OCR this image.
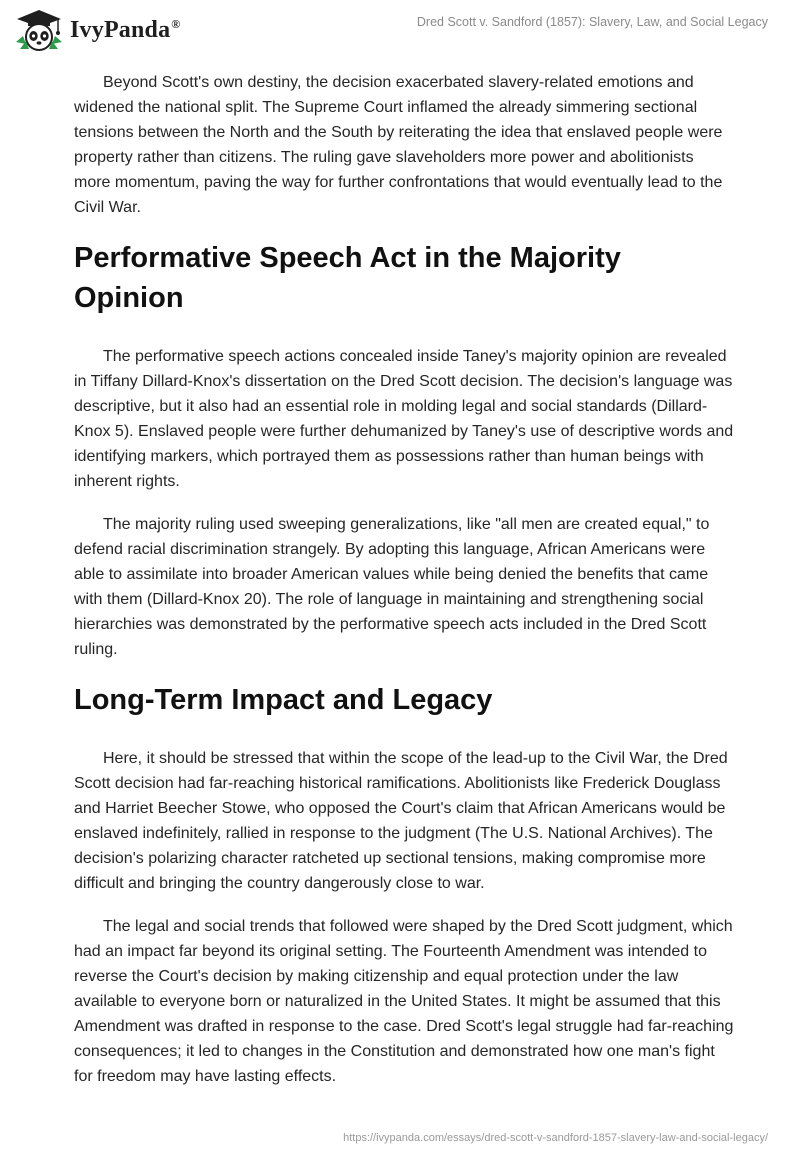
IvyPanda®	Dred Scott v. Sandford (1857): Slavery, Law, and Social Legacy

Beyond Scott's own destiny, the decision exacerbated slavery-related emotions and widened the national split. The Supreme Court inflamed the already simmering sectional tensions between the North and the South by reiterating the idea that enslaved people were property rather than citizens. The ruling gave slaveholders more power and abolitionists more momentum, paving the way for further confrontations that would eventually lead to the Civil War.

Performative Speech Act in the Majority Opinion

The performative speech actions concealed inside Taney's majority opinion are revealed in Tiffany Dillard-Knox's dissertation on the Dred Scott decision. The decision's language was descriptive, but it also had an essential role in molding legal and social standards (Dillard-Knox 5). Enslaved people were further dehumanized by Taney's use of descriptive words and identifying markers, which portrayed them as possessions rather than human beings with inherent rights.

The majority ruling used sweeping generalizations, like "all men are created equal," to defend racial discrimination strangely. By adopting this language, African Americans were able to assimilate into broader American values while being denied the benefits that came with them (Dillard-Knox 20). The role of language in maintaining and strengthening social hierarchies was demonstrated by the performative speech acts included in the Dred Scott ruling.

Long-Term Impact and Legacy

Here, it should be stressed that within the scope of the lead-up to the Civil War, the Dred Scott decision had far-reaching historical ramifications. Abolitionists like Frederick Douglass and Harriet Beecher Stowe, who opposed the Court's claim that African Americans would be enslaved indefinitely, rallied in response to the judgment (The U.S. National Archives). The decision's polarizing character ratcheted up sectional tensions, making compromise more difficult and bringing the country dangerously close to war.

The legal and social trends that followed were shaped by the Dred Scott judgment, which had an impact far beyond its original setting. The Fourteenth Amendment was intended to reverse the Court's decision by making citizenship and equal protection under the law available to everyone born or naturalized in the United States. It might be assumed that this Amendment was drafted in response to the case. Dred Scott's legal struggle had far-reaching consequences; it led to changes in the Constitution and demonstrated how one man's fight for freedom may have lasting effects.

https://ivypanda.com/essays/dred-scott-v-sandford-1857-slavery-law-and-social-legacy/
...
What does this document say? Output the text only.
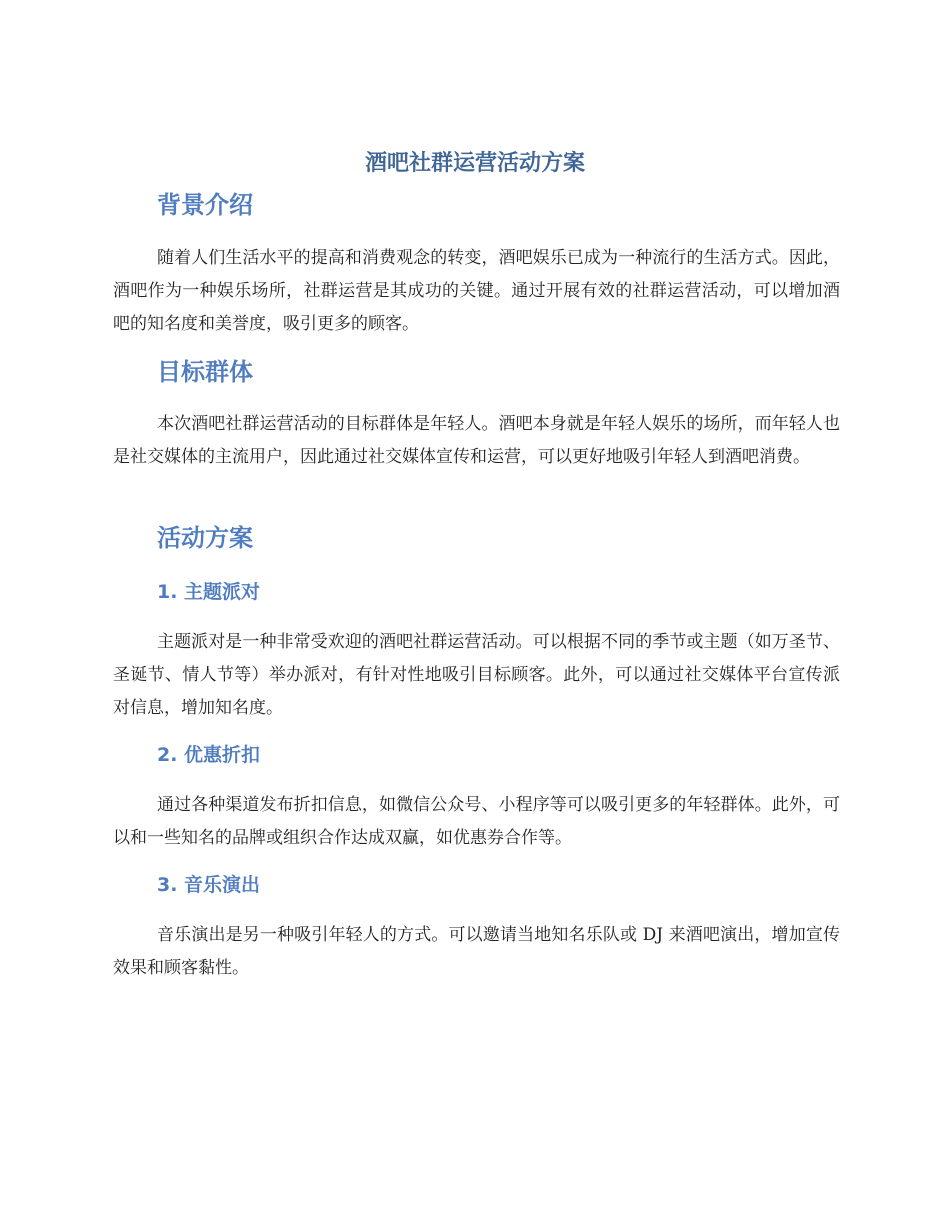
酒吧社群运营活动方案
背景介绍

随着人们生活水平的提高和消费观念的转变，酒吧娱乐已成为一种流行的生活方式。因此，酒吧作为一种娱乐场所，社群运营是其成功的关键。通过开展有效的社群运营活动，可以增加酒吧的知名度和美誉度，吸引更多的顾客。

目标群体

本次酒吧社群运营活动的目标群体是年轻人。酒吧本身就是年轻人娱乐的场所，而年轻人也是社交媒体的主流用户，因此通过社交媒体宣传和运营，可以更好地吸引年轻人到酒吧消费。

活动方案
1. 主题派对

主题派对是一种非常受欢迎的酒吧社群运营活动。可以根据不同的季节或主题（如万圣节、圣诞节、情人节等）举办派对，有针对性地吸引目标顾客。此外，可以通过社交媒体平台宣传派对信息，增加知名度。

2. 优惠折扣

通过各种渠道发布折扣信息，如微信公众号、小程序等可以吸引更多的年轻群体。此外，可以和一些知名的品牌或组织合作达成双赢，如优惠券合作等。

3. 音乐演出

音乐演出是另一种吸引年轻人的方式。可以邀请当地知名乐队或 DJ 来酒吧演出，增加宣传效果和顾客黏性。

Problem statement ::
From the material above, copy each line that includes the word "Americans".

Solution to this exercise ::
The majority ruling used sweeping generalizations, like "all men are created equal," to defend racial discrimination strangely. By adopting this language, African Americans were able to assimilate into broader American values while being denied the benefits that came with them (Dillard-Knox 20). The role of language in maintaining and strengthening social hierarchies was demonstrated by the performative speech acts included in the Dred Scott ruling.
Here, it should be stressed that within the scope of the lead-up to the Civil War, the Dred Scott decision had far-reaching historical ramifications. Abolitionists like Frederick Douglass and Harriet Beecher Stowe, who opposed the Court's claim that African Americans would be enslaved indefinitely, rallied in response to the judgment (The U.S. National Archives). The decision's polarizing character ratcheted up sectional tensions, making compromise more difficult and bringing the country dangerously close to war.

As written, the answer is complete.